Dataset rows

□ □ □

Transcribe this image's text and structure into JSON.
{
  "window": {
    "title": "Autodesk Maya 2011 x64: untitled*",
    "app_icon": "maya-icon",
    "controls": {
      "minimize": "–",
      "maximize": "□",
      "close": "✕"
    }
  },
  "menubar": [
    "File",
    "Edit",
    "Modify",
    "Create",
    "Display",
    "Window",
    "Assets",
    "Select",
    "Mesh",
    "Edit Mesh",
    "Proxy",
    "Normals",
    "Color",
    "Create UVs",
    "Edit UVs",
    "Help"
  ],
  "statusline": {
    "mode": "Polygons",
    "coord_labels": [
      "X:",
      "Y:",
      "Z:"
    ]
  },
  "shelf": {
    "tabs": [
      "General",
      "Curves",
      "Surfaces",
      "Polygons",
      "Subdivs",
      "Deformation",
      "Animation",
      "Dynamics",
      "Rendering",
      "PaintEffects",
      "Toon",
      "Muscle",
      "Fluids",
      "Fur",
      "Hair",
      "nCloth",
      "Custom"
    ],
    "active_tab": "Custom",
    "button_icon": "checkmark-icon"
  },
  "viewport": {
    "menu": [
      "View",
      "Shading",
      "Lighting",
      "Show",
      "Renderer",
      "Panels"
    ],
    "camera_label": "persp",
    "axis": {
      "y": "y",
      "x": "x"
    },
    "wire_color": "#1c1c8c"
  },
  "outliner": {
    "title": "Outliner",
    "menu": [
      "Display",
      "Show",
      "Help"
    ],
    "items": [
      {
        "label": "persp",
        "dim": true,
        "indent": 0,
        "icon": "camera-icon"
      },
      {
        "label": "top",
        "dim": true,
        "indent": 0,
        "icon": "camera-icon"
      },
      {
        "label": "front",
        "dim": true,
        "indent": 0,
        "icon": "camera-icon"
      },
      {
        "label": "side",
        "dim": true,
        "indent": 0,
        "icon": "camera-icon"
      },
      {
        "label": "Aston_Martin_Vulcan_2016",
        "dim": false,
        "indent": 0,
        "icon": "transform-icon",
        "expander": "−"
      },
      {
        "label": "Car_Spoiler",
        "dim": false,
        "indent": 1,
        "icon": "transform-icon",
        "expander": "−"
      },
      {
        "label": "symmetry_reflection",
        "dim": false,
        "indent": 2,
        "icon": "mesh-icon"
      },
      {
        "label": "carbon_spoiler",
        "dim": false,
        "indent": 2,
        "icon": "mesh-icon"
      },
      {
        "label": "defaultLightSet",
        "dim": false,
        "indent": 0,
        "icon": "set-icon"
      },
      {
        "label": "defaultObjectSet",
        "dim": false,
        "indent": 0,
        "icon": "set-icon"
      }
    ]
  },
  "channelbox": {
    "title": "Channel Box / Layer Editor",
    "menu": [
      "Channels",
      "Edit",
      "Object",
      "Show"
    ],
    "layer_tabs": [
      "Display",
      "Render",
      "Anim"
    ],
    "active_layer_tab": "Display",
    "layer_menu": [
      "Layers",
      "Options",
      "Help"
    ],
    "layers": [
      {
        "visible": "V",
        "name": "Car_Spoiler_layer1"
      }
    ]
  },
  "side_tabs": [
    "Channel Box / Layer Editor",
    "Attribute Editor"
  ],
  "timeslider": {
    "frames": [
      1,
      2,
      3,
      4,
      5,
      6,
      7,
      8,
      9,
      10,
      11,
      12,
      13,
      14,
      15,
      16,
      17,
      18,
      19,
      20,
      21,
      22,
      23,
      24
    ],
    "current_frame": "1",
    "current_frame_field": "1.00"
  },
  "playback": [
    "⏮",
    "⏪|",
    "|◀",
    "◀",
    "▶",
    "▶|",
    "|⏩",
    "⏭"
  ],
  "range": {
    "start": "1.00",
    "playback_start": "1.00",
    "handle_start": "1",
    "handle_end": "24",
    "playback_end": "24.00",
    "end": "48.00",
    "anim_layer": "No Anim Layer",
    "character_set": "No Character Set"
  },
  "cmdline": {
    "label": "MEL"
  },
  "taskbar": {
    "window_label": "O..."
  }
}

□ □ □

What you will do
Print the whole listing exactly as it is.

Worked answer
Transcribe this image's text and structure into JSON.
{
  "window": {
    "title": "Autodesk Maya 2011 x64: untitled*",
    "app_icon": "maya-icon",
    "controls": {
      "minimize": "–",
      "maximize": "□",
      "close": "✕"
    }
  },
  "menubar": [
    "File",
    "Edit",
    "Modify",
    "Create",
    "Display",
    "Window",
    "Assets",
    "Select",
    "Mesh",
    "Edit Mesh",
    "Proxy",
    "Normals",
    "Color",
    "Create UVs",
    "Edit UVs",
    "Help"
  ],
  "statusline": {
    "mode": "Polygons",
    "coord_labels": [
      "X:",
      "Y:",
      "Z:"
    ]
  },
  "shelf": {
    "tabs": [
      "General",
      "Curves",
      "Surfaces",
      "Polygons",
      "Subdivs",
      "Deformation",
      "Animation",
      "Dynamics",
      "Rendering",
      "PaintEffects",
      "Toon",
      "Muscle",
      "Fluids",
      "Fur",
      "Hair",
      "nCloth",
      "Custom"
    ],
    "active_tab": "Custom",
    "button_icon": "checkmark-icon"
  },
  "viewport": {
    "menu": [
      "View",
      "Shading",
      "Lighting",
      "Show",
      "Renderer",
      "Panels"
    ],
    "camera_label": "persp",
    "axis": {
      "y": "y",
      "x": "x"
    },
    "wire_color": "#1c1c8c"
  },
  "outliner": {
    "title": "Outliner",
    "menu": [
      "Display",
      "Show",
      "Help"
    ],
    "items": [
      {
        "label": "persp",
        "dim": true,
        "indent": 0,
        "icon": "camera-icon"
      },
      {
        "label": "top",
        "dim": true,
        "indent": 0,
        "icon": "camera-icon"
      },
      {
        "label": "front",
        "dim": true,
        "indent": 0,
        "icon": "camera-icon"
      },
      {
        "label": "side",
        "dim": true,
        "indent": 0,
        "icon": "camera-icon"
      },
      {
        "label": "Aston_Martin_Vulcan_2016",
        "dim": false,
        "indent": 0,
        "icon": "transform-icon",
        "expander": "−"
      },
      {
        "label": "Car_Spoiler",
        "dim": false,
        "indent": 1,
        "icon": "transform-icon",
        "expander": "−"
      },
      {
        "label": "symmetry_reflection",
        "dim": false,
        "indent": 2,
        "icon": "mesh-icon"
      },
      {
        "label": "carbon_spoiler",
        "dim": false,
        "indent": 2,
        "icon": "mesh-icon"
      },
      {
        "label": "defaultLightSet",
        "dim": false,
        "indent": 0,
        "icon": "set-icon"
      },
      {
        "label": "defaultObjectSet",
        "dim": false,
        "indent": 0,
        "icon": "set-icon"
      }
    ]
  },
  "channelbox": {
    "title": "Channel Box / Layer Editor",
    "menu": [
      "Channels",
      "Edit",
      "Object",
      "Show"
    ],
    "layer_tabs": [
      "Display",
      "Render",
      "Anim"
    ],
    "active_layer_tab": "Display",
    "layer_menu": [
      "Layers",
      "Options",
      "Help"
    ],
    "layers": [
      {
        "visible": "V",
        "name": "Car_Spoiler_layer1"
      }
    ]
  },
  "side_tabs": [
    "Channel Box / Layer Editor",
    "Attribute Editor"
  ],
  "timeslider": {
    "frames": [
      1,
      2,
      3,
      4,
      5,
      6,
      7,
      8,
      9,
      10,
      11,
      12,
      13,
      14,
      15,
      16,
      17,
      18,
      19,
      20,
      21,
      22,
      23,
      24
    ],
    "current_frame": "1",
    "current_frame_field": "1.00"
  },
  "playback": [
    "⏮",
    "⏪|",
    "|◀",
    "◀",
    "▶",
    "▶|",
    "|⏩",
    "⏭"
  ],
  "range": {
    "start": "1.00",
    "playback_start": "1.00",
    "handle_start": "1",
    "handle_end": "24",
    "playback_end": "24.00",
    "end": "48.00",
    "anim_layer": "No Anim Layer",
    "character_set": "No Character Set"
  },
  "cmdline": {
    "label": "MEL"
  },
  "taskbar": {
    "window_label": "O..."
  }
}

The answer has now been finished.